== Source records ==

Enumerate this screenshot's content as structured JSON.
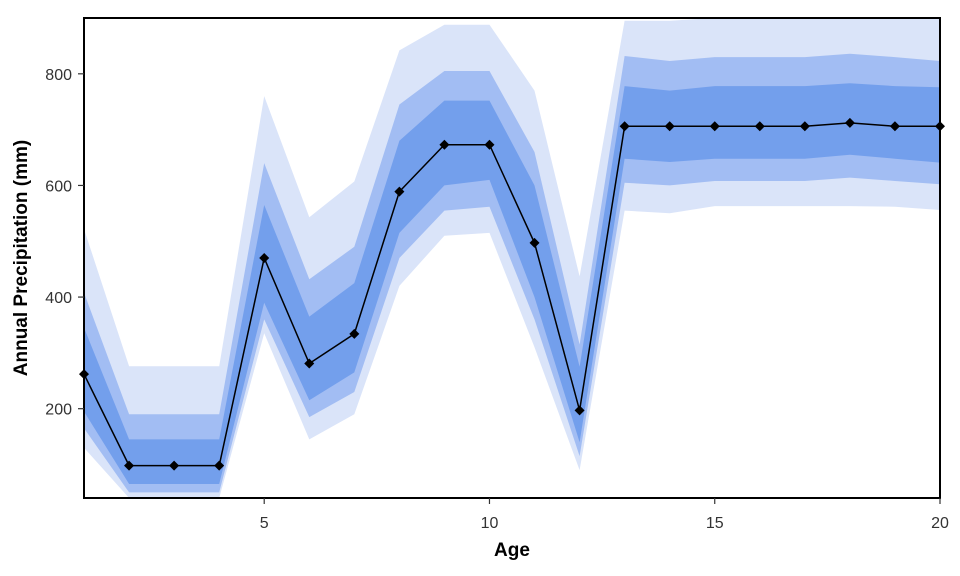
{
  "chart_data": {
    "type": "line",
    "title": "",
    "xlabel": "Age",
    "ylabel": "Annual Precipitation (mm)",
    "xlim": [
      1,
      20
    ],
    "ylim": [
      40,
      900
    ],
    "x_ticks": [
      5,
      10,
      15,
      20
    ],
    "y_ticks": [
      200,
      400,
      600,
      800
    ],
    "grid": false,
    "legend": "none",
    "colors": {
      "band_outer": "#dae4f9",
      "band_middle": "#a2bdf3",
      "band_inner": "#739fec",
      "line": "#000000",
      "frame": "#000000"
    },
    "x": [
      1,
      2,
      3,
      4,
      5,
      6,
      7,
      8,
      9,
      10,
      11,
      12,
      13,
      14,
      15,
      16,
      17,
      18,
      19,
      20
    ],
    "series": [
      {
        "role": "median",
        "marker": "diamond",
        "values": [
          262,
          98,
          98,
          98,
          470,
          281,
          334,
          589,
          673,
          673,
          497,
          197,
          706,
          706,
          706,
          706,
          706,
          712,
          706,
          706
        ]
      }
    ],
    "bands": [
      {
        "role": "outer",
        "lower": [
          130,
          40,
          40,
          40,
          335,
          145,
          190,
          420,
          510,
          515,
          310,
          90,
          555,
          550,
          563,
          563,
          563,
          563,
          562,
          556
        ],
        "upper": [
          522,
          276,
          276,
          276,
          760,
          543,
          607,
          842,
          888,
          888,
          770,
          437,
          895,
          895,
          900,
          900,
          900,
          900,
          900,
          900
        ]
      },
      {
        "role": "middle",
        "lower": [
          165,
          50,
          50,
          50,
          360,
          185,
          230,
          470,
          555,
          562,
          360,
          115,
          605,
          600,
          608,
          608,
          608,
          614,
          608,
          602
        ]
      },
      {
        "role": "middle_upper",
        "upper": [
          408,
          190,
          190,
          190,
          640,
          432,
          490,
          745,
          805,
          805,
          660,
          315,
          832,
          823,
          830,
          830,
          830,
          836,
          830,
          823
        ]
      },
      {
        "role": "inner",
        "lower": [
          195,
          65,
          65,
          65,
          390,
          215,
          265,
          515,
          600,
          610,
          400,
          140,
          648,
          642,
          648,
          648,
          648,
          655,
          648,
          641
        ],
        "upper": [
          345,
          145,
          145,
          145,
          565,
          365,
          425,
          680,
          752,
          752,
          600,
          275,
          778,
          770,
          778,
          778,
          778,
          783,
          778,
          776
        ]
      }
    ]
  }
}
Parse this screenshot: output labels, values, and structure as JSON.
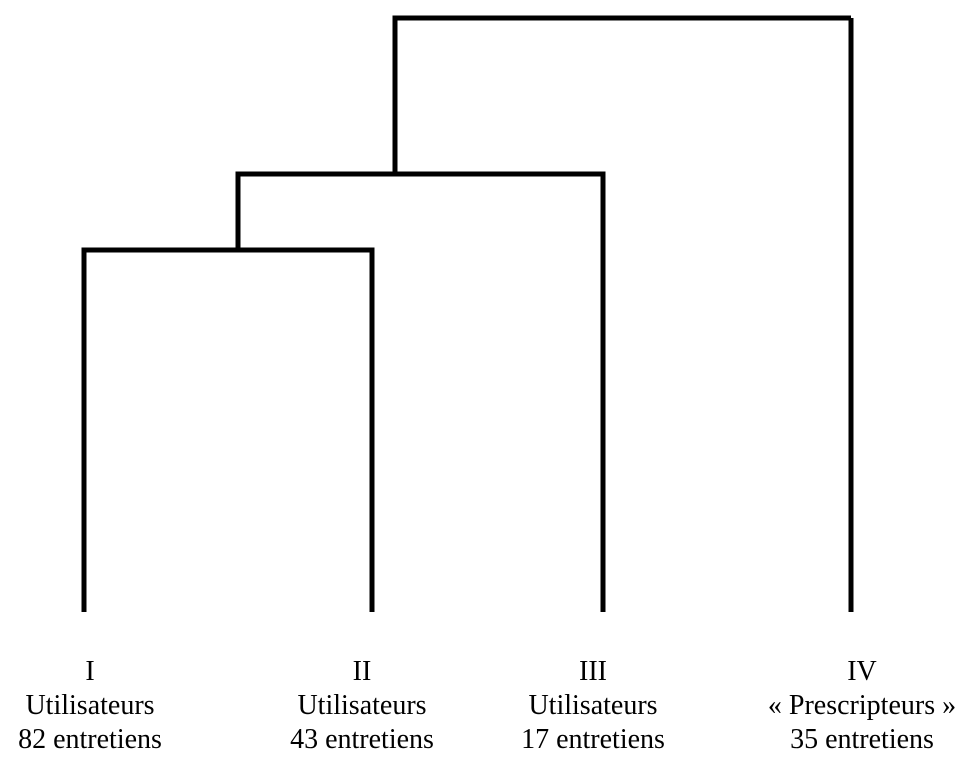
{
  "clusters": [
    {
      "id": "I",
      "label": "Utilisateurs",
      "count": "82 entretiens"
    },
    {
      "id": "II",
      "label": "Utilisateurs",
      "count": "43 entretiens"
    },
    {
      "id": "III",
      "label": "Utilisateurs",
      "count": "17 entretiens"
    },
    {
      "id": "IV",
      "label": "« Prescripteurs »",
      "count": "35 entretiens"
    }
  ],
  "merges": [
    {
      "left": "I",
      "right": "II",
      "level": 3
    },
    {
      "left": "I+II",
      "right": "III",
      "level": 2
    },
    {
      "left": "I+II+III",
      "right": "IV",
      "level": 1
    }
  ],
  "colors": {
    "lines": "#000000",
    "background": "#ffffff"
  }
}
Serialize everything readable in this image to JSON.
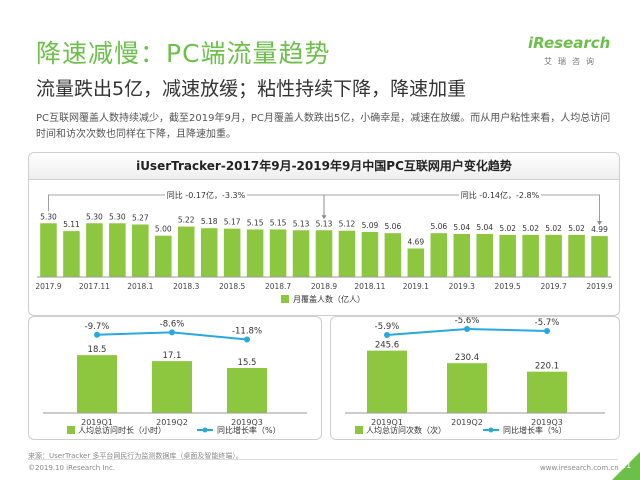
{
  "header": {
    "title": "降速减慢：PC端流量趋势",
    "subtitle": "流量跌出5亿，减速放缓；粘性持续下降，降速加重",
    "description": "PC互联网覆盖人数持续减少，截至2019年9月，PC月覆盖人数跌出5亿，小确幸是，减速在放缓。而从用户粘性来看，人均总访问时间和访次次数也同样在下降，且降速加重。"
  },
  "logo": {
    "text": "iResearch",
    "sub": "艾瑞咨询"
  },
  "footer": {
    "source": "来源：UserTracker 多平台网民行为监测数据库（桌面及智能终端）。",
    "copyright": "©2019.10 iResearch Inc.",
    "site": "www.iresearch.com.cn",
    "page": "11"
  },
  "chart_data": [
    {
      "type": "bar",
      "title": "iUserTracker-2017年9月-2019年9月中国PC互联网用户变化趋势",
      "categories": [
        "2017.9",
        "2017.10",
        "2017.11",
        "2017.12",
        "2018.1",
        "2018.2",
        "2018.3",
        "2018.4",
        "2018.5",
        "2018.6",
        "2018.7",
        "2018.8",
        "2018.9",
        "2018.10",
        "2018.11",
        "2018.12",
        "2019.1",
        "2019.2",
        "2019.3",
        "2019.4",
        "2019.5",
        "2019.6",
        "2019.7",
        "2019.8",
        "2019.9"
      ],
      "tick_labels": [
        "2017.9",
        "2017.11",
        "2018.1",
        "2018.3",
        "2018.5",
        "2018.7",
        "2018.9",
        "2018.11",
        "2019.1",
        "2019.3",
        "2019.5",
        "2019.7",
        "2019.9"
      ],
      "series": [
        {
          "name": "月覆盖人数（亿人）",
          "color": "#8dc63f",
          "values": [
            5.3,
            5.11,
            5.3,
            5.3,
            5.27,
            5.0,
            5.22,
            5.18,
            5.17,
            5.15,
            5.15,
            5.13,
            5.13,
            5.12,
            5.09,
            5.06,
            4.69,
            5.06,
            5.04,
            5.04,
            5.02,
            5.02,
            5.02,
            5.02,
            4.99
          ]
        }
      ],
      "value_labels": [
        "5.30",
        "5.11",
        "5.30",
        "5.30",
        "5.27",
        "5.00",
        "5.22",
        "5.18",
        "5.17",
        "5.15",
        "5.15",
        "5.13",
        "5.13",
        "5.12",
        "5.09",
        "5.06",
        "4.69",
        "5.06",
        "5.04",
        "5.04",
        "5.02",
        "5.02",
        "5.02",
        "5.02",
        "4.99"
      ],
      "annotations": [
        "同比 -0.17亿，-3.3%",
        "同比 -0.14亿，-2.8%"
      ],
      "ylim": [
        4.0,
        5.5
      ]
    },
    {
      "type": "bar",
      "categories": [
        "2019Q1",
        "2019Q2",
        "2019Q3"
      ],
      "series": [
        {
          "name": "人均总访问时长（小时）",
          "type": "bar",
          "color": "#8dc63f",
          "values": [
            18.5,
            17.1,
            15.5
          ]
        },
        {
          "name": "同比增长率（%）",
          "type": "line",
          "color": "#29a8e0",
          "values": [
            -9.7,
            -8.6,
            -11.8
          ]
        }
      ],
      "bar_labels": [
        "18.5",
        "17.1",
        "15.5"
      ],
      "line_labels": [
        "-9.7%",
        "-8.6%",
        "-11.8%"
      ]
    },
    {
      "type": "bar",
      "categories": [
        "2019Q1",
        "2019Q2",
        "2019Q3"
      ],
      "series": [
        {
          "name": "人均总访问次数（次）",
          "type": "bar",
          "color": "#8dc63f",
          "values": [
            245.6,
            230.4,
            220.1
          ]
        },
        {
          "name": "同比增长率（%）",
          "type": "line",
          "color": "#29a8e0",
          "values": [
            -5.9,
            -5.6,
            -5.7
          ]
        }
      ],
      "bar_labels": [
        "245.6",
        "230.4",
        "220.1"
      ],
      "line_labels": [
        "-5.9%",
        "-5.6%",
        "-5.7%"
      ]
    }
  ]
}
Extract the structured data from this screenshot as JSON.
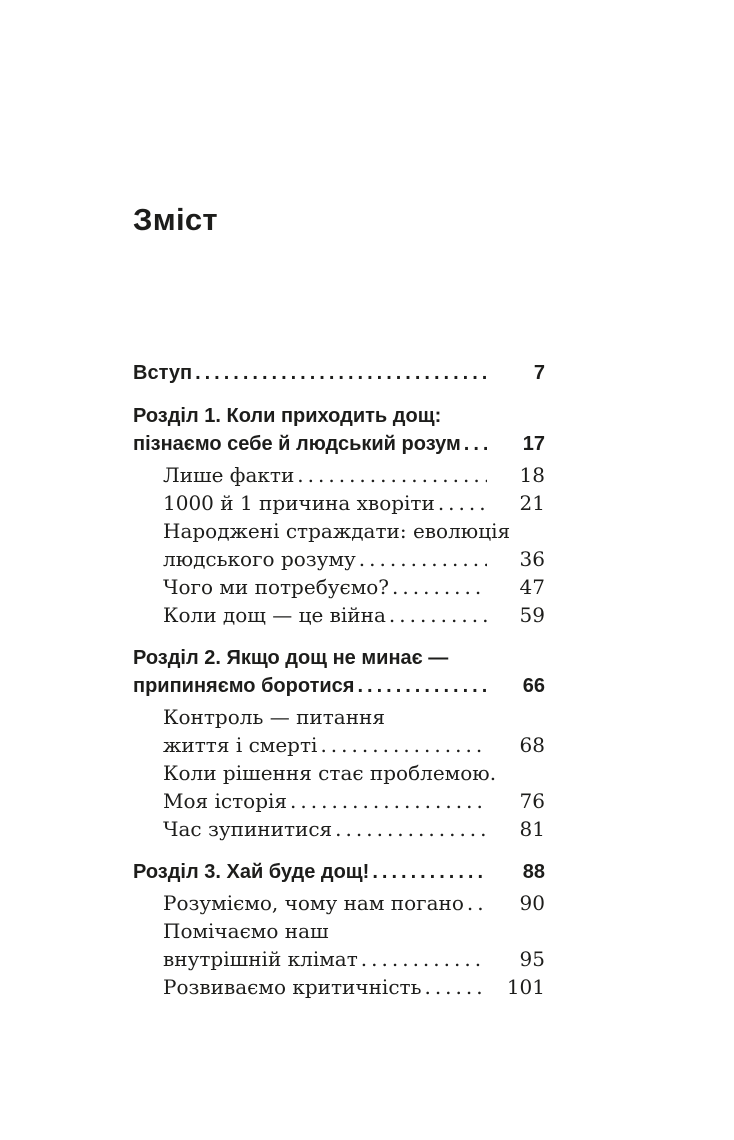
{
  "title": "Зміст",
  "toc": {
    "entries": [
      {
        "style": "chapter",
        "lines": [
          "Вступ"
        ],
        "page": "7"
      },
      {
        "style": "chapter",
        "lines": [
          "Розділ 1. Коли приходить дощ:",
          "пізнаємо себе й людський розум"
        ],
        "page": "17"
      },
      {
        "style": "section",
        "lines": [
          "Лише факти"
        ],
        "page": "18"
      },
      {
        "style": "section",
        "lines": [
          "1000 й 1 причина хворіти"
        ],
        "page": "21"
      },
      {
        "style": "section",
        "lines": [
          "Народжені страждати: еволюція",
          "людського розуму"
        ],
        "page": "36"
      },
      {
        "style": "section",
        "lines": [
          "Чого ми потребуємо?"
        ],
        "page": "47"
      },
      {
        "style": "section",
        "lines": [
          "Коли дощ — це війна"
        ],
        "page": "59"
      },
      {
        "style": "chapter",
        "lines": [
          "Розділ 2. Якщо дощ не минає —",
          "припиняємо боротися"
        ],
        "page": "66"
      },
      {
        "style": "section",
        "lines": [
          "Контроль — питання",
          "життя і смерті"
        ],
        "page": "68"
      },
      {
        "style": "section",
        "lines": [
          "Коли рішення стає проблемою.",
          "Моя історія"
        ],
        "page": "76"
      },
      {
        "style": "section",
        "lines": [
          "Час зупинитися"
        ],
        "page": "81"
      },
      {
        "style": "chapter",
        "lines": [
          "Розділ 3. Хай буде дощ!"
        ],
        "page": "88"
      },
      {
        "style": "section",
        "lines": [
          "Розуміємо, чому нам погано"
        ],
        "page": "90"
      },
      {
        "style": "section",
        "lines": [
          "Помічаємо наш",
          "внутрішній клімат"
        ],
        "page": "95"
      },
      {
        "style": "section",
        "lines": [
          "Розвиваємо критичність"
        ],
        "page": "101"
      }
    ]
  }
}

===

Working from the entries above, return all lines that contain "role".

        "role": "median",
        "role": "outer",
        "role": "middle",
        "role": "middle_upper",
        "role": "inner",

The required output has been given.